■ **To be done**
Could you recast the lines below as a JSON list of strings, with one string for each line and no entries for blank lines?

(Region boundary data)
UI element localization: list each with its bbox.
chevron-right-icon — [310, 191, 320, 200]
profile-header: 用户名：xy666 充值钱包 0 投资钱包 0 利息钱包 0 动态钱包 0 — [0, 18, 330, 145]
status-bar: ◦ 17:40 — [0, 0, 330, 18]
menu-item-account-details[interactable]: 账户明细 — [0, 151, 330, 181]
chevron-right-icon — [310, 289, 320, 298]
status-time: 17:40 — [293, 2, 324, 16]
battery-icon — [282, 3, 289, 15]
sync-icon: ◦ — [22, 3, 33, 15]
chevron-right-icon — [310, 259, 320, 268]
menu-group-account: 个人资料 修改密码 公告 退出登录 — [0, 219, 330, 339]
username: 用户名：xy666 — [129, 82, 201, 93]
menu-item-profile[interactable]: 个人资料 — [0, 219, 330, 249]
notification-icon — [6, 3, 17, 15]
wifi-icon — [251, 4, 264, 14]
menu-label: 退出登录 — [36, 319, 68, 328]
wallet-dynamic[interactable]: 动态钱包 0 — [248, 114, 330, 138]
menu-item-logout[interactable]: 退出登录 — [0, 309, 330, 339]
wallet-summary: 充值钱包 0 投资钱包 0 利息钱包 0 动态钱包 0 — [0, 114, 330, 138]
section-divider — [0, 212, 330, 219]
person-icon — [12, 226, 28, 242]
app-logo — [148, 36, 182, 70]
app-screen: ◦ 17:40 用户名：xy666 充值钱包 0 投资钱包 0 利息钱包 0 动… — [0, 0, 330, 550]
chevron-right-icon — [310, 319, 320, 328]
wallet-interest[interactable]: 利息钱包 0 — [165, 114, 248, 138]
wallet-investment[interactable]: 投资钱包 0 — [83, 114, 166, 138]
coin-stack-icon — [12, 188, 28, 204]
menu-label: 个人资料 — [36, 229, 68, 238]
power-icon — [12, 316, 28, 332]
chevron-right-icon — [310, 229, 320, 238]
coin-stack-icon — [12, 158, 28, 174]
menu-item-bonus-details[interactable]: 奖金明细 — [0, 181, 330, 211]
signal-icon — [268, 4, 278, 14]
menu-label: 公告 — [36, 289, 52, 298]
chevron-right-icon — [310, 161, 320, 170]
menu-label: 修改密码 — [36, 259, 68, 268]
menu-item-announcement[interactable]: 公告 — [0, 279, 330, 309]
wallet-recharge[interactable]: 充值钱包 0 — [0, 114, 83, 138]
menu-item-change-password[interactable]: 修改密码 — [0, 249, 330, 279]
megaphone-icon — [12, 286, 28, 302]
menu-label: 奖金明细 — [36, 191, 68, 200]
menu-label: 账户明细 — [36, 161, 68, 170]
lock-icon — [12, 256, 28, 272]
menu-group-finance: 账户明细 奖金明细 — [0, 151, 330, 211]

■ **Solution for this problem**
[
  "UI element localization: list each with its bbox.",
  "chevron-right-icon — [310, 191, 320, 200]",
  "profile-header: 用户名：xy666 充值钱包 0 投资钱包 0 利息钱包 0 动态钱包 0 — [0, 18, 330, 145]",
  "status-bar: ◦ 17:40 — [0, 0, 330, 18]",
  "menu-item-account-details[interactable]: 账户明细 — [0, 151, 330, 181]",
  "chevron-right-icon — [310, 289, 320, 298]",
  "status-time: 17:40 — [293, 2, 324, 16]",
  "battery-icon — [282, 3, 289, 15]",
  "sync-icon: ◦ — [22, 3, 33, 15]",
  "chevron-right-icon — [310, 259, 320, 268]",
  "menu-group-account: 个人资料 修改密码 公告 退出登录 — [0, 219, 330, 339]",
  "username: 用户名：xy666 — [129, 82, 201, 93]",
  "menu-item-profile[interactable]: 个人资料 — [0, 219, 330, 249]",
  "notification-icon — [6, 3, 17, 15]",
  "wifi-icon — [251, 4, 264, 14]",
  "menu-label: 退出登录 — [36, 319, 68, 328]",
  "wallet-dynamic[interactable]: 动态钱包 0 — [248, 114, 330, 138]",
  "menu-item-logout[interactable]: 退出登录 — [0, 309, 330, 339]",
  "wallet-summary: 充值钱包 0 投资钱包 0 利息钱包 0 动态钱包 0 — [0, 114, 330, 138]",
  "section-divider — [0, 212, 330, 219]",
  "person-icon — [12, 226, 28, 242]",
  "app-logo — [148, 36, 182, 70]",
  "app-screen: ◦ 17:40 用户名：xy666 充值钱包 0 投资钱包 0 利息钱包 0 动… — [0, 0, 330, 550]",
  "chevron-right-icon — [310, 319, 320, 328]",
  "wallet-interest[interactable]: 利息钱包 0 — [165, 114, 248, 138]",
  "wallet-investment[interactable]: 投资钱包 0 — [83, 114, 166, 138]",
  "coin-stack-icon — [12, 188, 28, 204]",
  "menu-label: 个人资料 — [36, 229, 68, 238]",
  "power-icon — [12, 316, 28, 332]",
  "chevron-right-icon — [310, 229, 320, 238]",
  "coin-stack-icon — [12, 158, 28, 174]",
  "menu-item-bonus-details[interactable]: 奖金明细 — [0, 181, 330, 211]",
  "signal-icon — [268, 4, 278, 14]",
  "menu-label: 公告 — [36, 289, 52, 298]",
  "chevron-right-icon — [310, 161, 320, 170]",
  "menu-label: 修改密码 — [36, 259, 68, 268]",
  "menu-item-announcement[interactable]: 公告 — [0, 279, 330, 309]",
  "wallet-recharge[interactable]: 充值钱包 0 — [0, 114, 83, 138]",
  "menu-item-change-password[interactable]: 修改密码 — [0, 249, 330, 279]",
  "megaphone-icon — [12, 286, 28, 302]",
  "menu-label: 奖金明细 — [36, 191, 68, 200]",
  "menu-label: 账户明细 — [36, 161, 68, 170]",
  "lock-icon — [12, 256, 28, 272]",
  "menu-group-finance: 账户明细 奖金明细 — [0, 151, 330, 211]"
]